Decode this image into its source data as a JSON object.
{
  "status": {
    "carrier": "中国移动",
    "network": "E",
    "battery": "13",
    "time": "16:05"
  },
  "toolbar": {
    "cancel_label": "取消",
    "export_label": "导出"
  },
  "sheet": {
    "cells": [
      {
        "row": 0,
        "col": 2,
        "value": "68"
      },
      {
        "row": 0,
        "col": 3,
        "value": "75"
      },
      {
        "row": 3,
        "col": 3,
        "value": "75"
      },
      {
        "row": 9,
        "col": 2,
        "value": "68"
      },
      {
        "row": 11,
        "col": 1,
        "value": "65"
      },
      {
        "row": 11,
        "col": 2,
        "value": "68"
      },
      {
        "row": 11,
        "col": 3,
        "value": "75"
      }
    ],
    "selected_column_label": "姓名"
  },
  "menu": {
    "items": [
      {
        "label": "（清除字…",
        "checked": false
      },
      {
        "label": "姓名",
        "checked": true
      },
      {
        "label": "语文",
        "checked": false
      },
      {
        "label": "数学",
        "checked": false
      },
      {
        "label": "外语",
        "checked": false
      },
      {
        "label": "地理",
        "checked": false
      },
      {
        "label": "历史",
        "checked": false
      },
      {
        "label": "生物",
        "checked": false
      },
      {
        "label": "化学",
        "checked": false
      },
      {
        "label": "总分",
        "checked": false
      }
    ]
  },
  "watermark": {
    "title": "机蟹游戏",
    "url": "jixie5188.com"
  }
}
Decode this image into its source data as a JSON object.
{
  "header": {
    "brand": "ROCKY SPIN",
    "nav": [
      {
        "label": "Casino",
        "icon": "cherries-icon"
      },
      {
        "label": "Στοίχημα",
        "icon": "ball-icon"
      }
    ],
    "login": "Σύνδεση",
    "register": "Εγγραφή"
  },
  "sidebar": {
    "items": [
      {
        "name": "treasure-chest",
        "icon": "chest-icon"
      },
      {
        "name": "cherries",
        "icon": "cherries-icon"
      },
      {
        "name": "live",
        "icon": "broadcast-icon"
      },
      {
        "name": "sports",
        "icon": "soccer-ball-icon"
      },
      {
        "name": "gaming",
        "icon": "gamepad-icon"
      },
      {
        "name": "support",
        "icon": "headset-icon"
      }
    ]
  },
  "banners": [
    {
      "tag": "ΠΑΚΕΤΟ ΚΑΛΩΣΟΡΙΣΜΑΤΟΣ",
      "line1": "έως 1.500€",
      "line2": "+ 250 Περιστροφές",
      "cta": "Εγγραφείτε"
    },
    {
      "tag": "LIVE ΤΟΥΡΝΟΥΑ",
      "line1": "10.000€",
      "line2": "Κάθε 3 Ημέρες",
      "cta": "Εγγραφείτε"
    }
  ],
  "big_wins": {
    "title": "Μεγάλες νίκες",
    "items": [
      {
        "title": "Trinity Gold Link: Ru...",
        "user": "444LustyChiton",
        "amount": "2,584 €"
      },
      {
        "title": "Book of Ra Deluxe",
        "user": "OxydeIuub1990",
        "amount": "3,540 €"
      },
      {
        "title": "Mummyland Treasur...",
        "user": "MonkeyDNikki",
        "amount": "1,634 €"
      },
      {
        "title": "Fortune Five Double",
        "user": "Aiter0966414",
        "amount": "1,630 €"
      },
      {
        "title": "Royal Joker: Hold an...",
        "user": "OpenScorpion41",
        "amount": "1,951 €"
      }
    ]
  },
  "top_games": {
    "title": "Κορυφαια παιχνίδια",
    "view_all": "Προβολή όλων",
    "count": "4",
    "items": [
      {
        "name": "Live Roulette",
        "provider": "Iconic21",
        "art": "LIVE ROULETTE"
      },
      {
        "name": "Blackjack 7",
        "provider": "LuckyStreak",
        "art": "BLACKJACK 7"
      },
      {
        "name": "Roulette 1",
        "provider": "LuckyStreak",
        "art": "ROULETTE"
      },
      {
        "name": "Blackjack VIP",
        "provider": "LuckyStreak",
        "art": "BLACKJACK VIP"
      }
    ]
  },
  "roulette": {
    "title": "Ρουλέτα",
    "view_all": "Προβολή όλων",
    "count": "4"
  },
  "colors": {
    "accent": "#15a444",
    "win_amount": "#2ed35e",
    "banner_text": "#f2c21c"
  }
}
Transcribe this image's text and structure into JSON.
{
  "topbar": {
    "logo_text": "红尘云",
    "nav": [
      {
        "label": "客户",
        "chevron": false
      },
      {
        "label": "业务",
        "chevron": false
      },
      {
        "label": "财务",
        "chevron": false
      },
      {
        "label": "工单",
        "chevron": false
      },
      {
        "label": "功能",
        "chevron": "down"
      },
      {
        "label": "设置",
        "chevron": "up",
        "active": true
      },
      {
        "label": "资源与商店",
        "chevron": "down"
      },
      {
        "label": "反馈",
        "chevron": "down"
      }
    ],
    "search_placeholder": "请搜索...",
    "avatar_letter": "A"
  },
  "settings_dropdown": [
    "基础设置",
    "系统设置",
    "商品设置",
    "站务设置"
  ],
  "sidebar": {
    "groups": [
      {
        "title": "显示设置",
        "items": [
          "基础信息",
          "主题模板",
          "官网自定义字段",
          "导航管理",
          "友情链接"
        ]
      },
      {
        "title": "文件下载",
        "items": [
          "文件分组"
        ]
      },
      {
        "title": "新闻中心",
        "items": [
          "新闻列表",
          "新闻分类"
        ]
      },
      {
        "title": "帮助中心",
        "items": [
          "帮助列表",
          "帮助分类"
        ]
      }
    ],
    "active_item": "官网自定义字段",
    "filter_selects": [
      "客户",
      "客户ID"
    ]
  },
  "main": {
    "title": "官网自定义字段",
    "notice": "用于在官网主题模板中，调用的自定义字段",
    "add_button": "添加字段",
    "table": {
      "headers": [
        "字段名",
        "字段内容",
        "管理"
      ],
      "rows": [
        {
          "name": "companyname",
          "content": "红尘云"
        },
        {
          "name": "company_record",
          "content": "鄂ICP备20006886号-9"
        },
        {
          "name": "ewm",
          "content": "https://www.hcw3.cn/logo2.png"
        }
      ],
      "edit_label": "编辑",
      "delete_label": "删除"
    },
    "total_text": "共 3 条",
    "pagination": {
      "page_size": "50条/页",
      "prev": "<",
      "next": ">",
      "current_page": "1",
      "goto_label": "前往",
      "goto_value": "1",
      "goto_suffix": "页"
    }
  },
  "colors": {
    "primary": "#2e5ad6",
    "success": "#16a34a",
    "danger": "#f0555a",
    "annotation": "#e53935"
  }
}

_____

Look through the data and gather every line with the string "官网自定义字段" in it.

--- Correct result ---
          "官网自定义字段",
    "active_item": "官网自定义字段",
    "title": "官网自定义字段",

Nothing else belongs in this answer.